Kingsman: The Secret Service is a 2014 spy action comedy film directed by Matthew Vaughn from a screenplay by Jane Goldman and Vaughn. The first instalment in the Kingsman film series, it is based on the comic book of the same name by Mark Millar and Dave Gibbons.

The film follows Gary "Eggsy" Unwin's (Taron Egerton) recruitment by Harry Hart (Colin Firth) into a secret spy organisation called Kingsman. Eggsy joins a mission, in brutal and comedic fashion, to tackle a global threat from Richmond Valentine (Samuel L. Jackson), a wealthy megalomaniac and eco-terrorist wanting to deal with climate change by wiping out most of humanity. Mark Strong and Michael Caine play supporting roles.

Kingsman: The Secret Service premiered at the Butt-Numb-A-Thon festival on 13 December 2014, and was theatrically released in the United Kingdom on 29 January 2015 and United States on 13 February 2015, by 20th Century Fox. The film received generally positive reviews from critics, who highly praised the stylised action sequences, direction, acting performances, villain, visual style, score and its dark humour, although some scenes were criticised for being too over-the-top. The film grossed over $414 million worldwide, becoming Vaughn's most commercially successful film to date. In 2015, it won the Empire Award for Best British Film.

A sequel, titled Kingsman: The Golden Circle, was released in September 2017, with Vaughn and the main cast returning. A prequel, The King's Man, was theatrically released in the United States on 22 December 2021.

Plot
In 1997, probationary secret agent Lee Unwin sacrifices himself to save his superior, Harry Hart. Blaming himself for Lee's death, Harry returns to London and gives Lee's young son Gary "Eggsy" a medal engraved with an emergency assistance number.

Seventeen years later, Eggsy is a rebellious chav, having dropped out of training for the Royal Marines despite his intelligence and talent for gymnastics and parkour. Arrested for stealing a car, Eggsy calls the emergency number, leading Harry to arrange his release and subdue Eggsy's abusive stepfather's gang. Harry explains that he is a member of Kingsman, a private intelligence service founded by the British elite who lost their heirs in World War I and put their money toward protecting the world; the organisation is named for the tailor shop in Savile Row used as a front for their operations.

[Stored items from a collection]
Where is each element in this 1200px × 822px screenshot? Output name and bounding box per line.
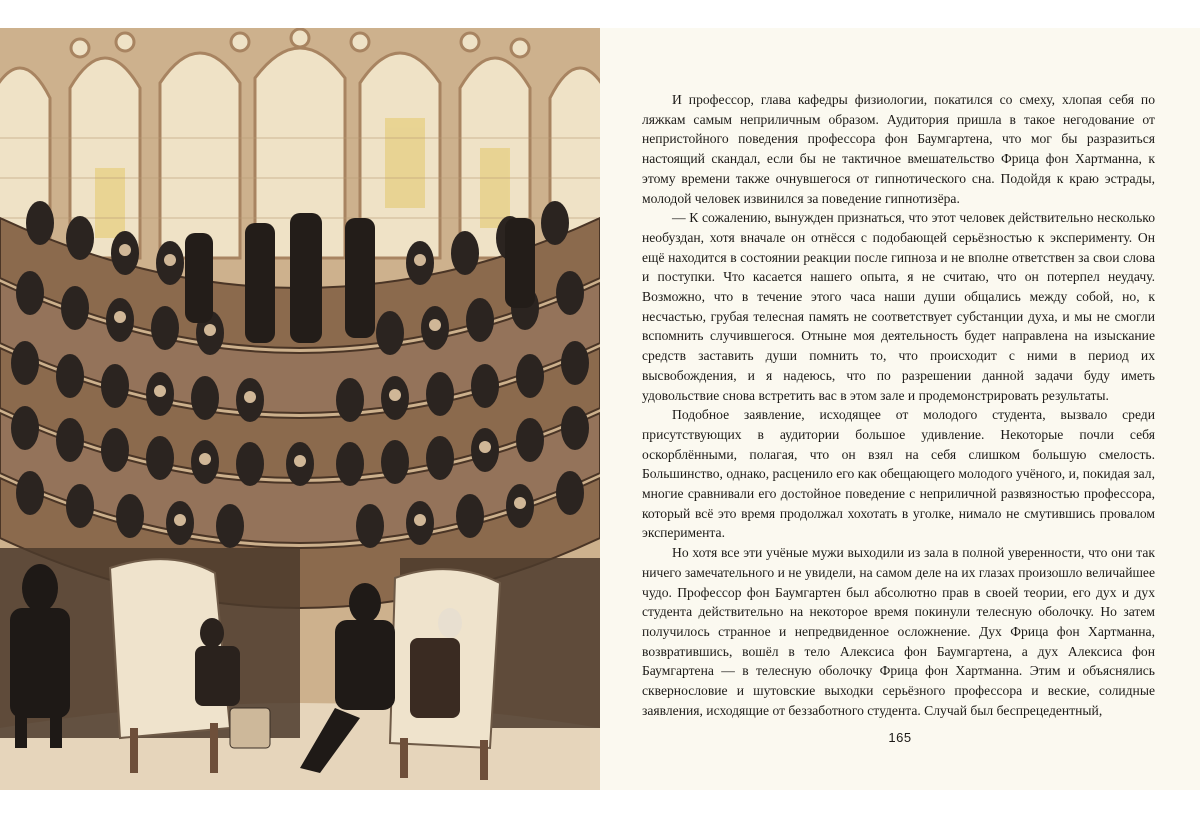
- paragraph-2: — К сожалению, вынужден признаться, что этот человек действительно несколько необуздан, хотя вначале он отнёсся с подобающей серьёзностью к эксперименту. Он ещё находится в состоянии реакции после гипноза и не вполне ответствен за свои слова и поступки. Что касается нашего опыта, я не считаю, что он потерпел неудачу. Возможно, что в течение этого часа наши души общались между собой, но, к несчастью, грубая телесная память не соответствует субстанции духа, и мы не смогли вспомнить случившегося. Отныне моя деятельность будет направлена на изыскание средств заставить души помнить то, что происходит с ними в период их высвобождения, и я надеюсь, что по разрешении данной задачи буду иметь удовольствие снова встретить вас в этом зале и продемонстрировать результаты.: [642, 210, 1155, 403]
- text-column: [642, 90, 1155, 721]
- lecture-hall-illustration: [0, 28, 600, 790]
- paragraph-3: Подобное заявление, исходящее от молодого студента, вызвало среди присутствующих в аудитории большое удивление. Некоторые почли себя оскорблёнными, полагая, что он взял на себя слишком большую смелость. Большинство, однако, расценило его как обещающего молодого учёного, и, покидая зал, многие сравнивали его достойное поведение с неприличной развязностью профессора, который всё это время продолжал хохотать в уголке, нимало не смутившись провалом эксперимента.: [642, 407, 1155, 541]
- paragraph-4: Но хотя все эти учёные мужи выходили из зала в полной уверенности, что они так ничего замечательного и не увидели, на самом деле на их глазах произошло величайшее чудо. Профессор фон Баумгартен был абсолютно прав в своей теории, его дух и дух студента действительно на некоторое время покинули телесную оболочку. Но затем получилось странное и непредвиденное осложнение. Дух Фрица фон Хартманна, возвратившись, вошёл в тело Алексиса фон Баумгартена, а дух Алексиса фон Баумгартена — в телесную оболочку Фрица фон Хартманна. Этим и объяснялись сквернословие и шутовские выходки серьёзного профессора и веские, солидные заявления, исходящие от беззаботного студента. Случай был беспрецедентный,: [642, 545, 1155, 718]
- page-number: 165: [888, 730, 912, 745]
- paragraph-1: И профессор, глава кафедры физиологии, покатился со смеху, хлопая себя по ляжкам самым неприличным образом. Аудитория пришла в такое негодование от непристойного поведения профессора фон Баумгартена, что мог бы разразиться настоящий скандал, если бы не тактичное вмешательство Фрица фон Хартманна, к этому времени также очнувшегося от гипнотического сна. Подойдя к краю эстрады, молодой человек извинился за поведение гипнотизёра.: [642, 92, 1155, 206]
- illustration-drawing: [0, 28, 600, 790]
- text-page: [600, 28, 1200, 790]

List of tasks
1. According to the Kingsman article, on what date was the film theatrically released in the United Kingdom?
2. List every actor named in the Kingsman article.
3. Proceed with the Kingsman article, picking up after its final sentence.
The stored items are separate material and are not part of the Kingsman article.

Results by task
1. 29 January 2015

2. Taron Egerton, Colin Firth, Samuel L. Jackson, Mark Strong, Michael Caine

3.
Harry, codename "Galahad", nominates Eggsy to replace agent "Lancelot", who was killed by the assassin Gazelle while trying to rescue radical climate change scientist Professor James Arnold from kidnappers. Kingsman's technical support operative "Merlin" discovers Arnold working as though nothing has happened. Hart attempts to interrogate the professor at Imperial College London, but a microchip in Arnold's neck explodes, killing him and putting Harry in a coma. The detonation signal is traced to Gazelle's employer Richmond Valentine, a billionaire philanthropist who has offered everyone in the world SIM cards with free cellular and Internet access. Hart, after recovering from his coma, poses as another philanthropist to meet Valentine.

Eggsy befriends fellow Kingsman trainee Roxy, and he endures Merlin's tests until they are the only candidates left. However, Eggsy refuses his final test — seemingly shooting a Pug puppy he was given to raise — and Roxy is named the new "Lancelot". Harry learns of Valentine's connection to a religious hate group and travels to their church in Kentucky, wearing glasses containing a video transceiver. As Eggsy watches Harry's footage, Valentine triggers the SIM cards inside the church with a signal that causes the parishioners and Harry to become murderously violent. Harry is the only survivor thanks to his fighting abilities, but is shot in the face by Valentine, apparently killing him.

Eggsy returns to Kingsman headquarters and notices Chester King, codename "Arthur" and Kingsman's leader, has the same implantation scar on his neck as Professor Arnold. King reveals Valentine's plan to transmit his violence-inducing signal worldwide, "culling" most of humanity to avert its extinction from global warming. Valentine has recruited various world leaders and wealthy elite to his cause, implanted with chips to protect them from the signal; those who refuse are held captive at his bunker, including Crown Princess Tilde of Sweden. King poisons Eggsy's drink, but Eggsy switches glasses while distracting him, letting King poison himself instead.

Eggsy, Merlin and Roxy locate Valentine's bunker, where many of his conspirators are gathered. Roxy pilots high-altitude balloons to break up Valentine's satellite network, but he secures a replacement. Merlin flies to the bunker, where Eggsy masquerades as King but is discovered by failed Kingsman recruit Charlie Hesketh. Cornered by Valentine's men, Merlin activates the implanted chips' failsafe, killing the guards and conspirators as heads explode around the world. Valentine activates the signal, triggering worldwide pandemonium. Eggsy kills Gazelle and impales Valentine with one of Gazelle's sharpened prosthetic blades, stopping the signal, and shares the sexual encounter Princess Tilde offered him for saving the world.

In a mid-credits scene, Eggsy, now the new "Galahad", offers his mother and baby half-sister a new home and prepares to take on his stepfather and gang, just as Harry once did.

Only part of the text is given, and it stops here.